▸ Task instructions: Check every line below for the word "from" and show those that hold it.

▸ Records for processing:
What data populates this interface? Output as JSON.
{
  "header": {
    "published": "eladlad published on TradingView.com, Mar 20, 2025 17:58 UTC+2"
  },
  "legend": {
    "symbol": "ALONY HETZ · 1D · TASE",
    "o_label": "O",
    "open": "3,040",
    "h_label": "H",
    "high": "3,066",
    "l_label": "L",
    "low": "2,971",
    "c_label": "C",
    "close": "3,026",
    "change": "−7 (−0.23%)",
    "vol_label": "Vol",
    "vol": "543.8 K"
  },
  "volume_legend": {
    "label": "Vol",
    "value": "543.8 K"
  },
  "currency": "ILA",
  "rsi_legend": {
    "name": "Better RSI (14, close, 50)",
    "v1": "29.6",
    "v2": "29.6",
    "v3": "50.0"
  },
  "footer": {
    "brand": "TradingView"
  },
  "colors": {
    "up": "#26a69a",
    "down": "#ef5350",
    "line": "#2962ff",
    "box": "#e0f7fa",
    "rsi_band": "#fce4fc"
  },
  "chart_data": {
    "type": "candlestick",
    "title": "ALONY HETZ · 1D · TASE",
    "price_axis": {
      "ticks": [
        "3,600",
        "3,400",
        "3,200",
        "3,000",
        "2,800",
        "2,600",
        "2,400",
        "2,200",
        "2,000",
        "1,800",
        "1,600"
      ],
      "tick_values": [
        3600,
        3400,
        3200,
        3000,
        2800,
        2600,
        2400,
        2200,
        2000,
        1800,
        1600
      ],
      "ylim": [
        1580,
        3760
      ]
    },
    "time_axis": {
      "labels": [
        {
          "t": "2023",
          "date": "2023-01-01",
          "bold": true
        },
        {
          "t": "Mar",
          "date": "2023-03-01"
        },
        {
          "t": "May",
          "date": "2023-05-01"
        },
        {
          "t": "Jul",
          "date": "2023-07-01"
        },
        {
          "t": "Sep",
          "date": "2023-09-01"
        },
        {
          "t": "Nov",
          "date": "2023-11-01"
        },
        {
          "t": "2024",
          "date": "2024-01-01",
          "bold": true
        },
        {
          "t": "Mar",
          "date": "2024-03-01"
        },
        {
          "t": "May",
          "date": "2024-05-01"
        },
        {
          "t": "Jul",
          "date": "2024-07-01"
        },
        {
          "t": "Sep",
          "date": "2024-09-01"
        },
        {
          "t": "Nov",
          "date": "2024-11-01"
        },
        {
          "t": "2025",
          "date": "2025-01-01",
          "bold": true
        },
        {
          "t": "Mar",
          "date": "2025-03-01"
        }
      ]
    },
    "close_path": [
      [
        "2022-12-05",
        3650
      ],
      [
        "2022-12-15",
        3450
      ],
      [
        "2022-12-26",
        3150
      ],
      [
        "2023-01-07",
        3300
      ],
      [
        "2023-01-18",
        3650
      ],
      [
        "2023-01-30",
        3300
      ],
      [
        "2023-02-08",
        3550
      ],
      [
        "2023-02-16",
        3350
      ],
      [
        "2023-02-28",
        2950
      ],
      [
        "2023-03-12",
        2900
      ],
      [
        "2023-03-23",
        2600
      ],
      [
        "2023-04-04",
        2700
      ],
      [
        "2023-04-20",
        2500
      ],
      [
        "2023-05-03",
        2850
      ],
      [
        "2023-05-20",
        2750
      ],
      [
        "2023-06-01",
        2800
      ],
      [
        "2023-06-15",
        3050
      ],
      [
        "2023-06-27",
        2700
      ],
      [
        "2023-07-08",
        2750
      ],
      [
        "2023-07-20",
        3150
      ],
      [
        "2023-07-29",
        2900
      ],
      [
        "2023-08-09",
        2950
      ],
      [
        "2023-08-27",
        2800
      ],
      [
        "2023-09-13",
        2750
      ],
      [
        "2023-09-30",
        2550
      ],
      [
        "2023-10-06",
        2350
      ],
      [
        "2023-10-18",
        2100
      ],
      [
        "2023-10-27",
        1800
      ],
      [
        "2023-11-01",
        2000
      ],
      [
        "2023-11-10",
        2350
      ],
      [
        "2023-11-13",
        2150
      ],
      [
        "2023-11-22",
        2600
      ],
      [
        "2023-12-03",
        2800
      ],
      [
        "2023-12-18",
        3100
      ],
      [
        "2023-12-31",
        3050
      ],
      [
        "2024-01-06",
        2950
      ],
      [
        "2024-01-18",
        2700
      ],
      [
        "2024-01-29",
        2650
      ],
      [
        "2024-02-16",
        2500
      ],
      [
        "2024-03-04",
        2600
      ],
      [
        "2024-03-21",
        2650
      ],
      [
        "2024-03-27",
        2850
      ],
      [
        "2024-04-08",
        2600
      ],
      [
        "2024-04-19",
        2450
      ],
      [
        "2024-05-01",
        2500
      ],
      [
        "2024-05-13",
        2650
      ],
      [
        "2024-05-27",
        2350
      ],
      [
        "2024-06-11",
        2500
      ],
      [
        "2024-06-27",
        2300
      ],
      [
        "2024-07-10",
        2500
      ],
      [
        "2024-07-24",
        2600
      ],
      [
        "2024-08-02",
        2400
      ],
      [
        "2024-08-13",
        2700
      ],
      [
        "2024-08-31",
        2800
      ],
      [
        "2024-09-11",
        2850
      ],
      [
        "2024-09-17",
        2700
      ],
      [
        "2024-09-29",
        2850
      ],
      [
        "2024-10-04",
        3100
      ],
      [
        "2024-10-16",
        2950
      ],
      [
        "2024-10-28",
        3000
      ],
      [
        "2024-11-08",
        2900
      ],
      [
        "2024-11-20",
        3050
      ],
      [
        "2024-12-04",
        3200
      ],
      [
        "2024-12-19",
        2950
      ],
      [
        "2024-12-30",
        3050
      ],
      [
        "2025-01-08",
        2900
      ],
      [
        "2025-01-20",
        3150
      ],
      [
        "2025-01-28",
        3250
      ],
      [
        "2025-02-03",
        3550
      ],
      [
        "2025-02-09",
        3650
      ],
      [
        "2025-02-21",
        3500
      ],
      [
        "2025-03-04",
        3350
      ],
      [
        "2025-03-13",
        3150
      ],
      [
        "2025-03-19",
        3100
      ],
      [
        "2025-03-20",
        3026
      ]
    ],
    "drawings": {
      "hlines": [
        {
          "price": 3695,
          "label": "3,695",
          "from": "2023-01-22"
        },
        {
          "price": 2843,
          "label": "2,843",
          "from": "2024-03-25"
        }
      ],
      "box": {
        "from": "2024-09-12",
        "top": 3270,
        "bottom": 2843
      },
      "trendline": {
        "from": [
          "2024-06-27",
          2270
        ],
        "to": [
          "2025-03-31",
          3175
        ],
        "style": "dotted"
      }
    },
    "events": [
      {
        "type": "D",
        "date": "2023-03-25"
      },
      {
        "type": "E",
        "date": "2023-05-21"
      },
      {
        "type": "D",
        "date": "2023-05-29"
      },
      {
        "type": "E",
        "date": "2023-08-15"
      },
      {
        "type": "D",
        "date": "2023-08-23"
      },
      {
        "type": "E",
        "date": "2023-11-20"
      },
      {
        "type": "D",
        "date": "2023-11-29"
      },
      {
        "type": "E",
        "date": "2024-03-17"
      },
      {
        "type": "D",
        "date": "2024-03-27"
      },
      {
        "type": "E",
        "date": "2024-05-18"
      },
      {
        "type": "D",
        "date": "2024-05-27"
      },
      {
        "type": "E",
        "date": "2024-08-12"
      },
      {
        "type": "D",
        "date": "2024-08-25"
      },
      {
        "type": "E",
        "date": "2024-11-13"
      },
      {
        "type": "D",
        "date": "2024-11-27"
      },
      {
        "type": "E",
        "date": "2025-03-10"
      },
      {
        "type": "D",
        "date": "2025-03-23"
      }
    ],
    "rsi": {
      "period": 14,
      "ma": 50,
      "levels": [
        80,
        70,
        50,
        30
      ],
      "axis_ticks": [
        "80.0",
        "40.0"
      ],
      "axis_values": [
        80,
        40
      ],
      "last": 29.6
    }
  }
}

▸ In response:
          "from": "2023-01-22"
          "from": "2024-03-25"
        "from": "2024-09-12",
        "from": [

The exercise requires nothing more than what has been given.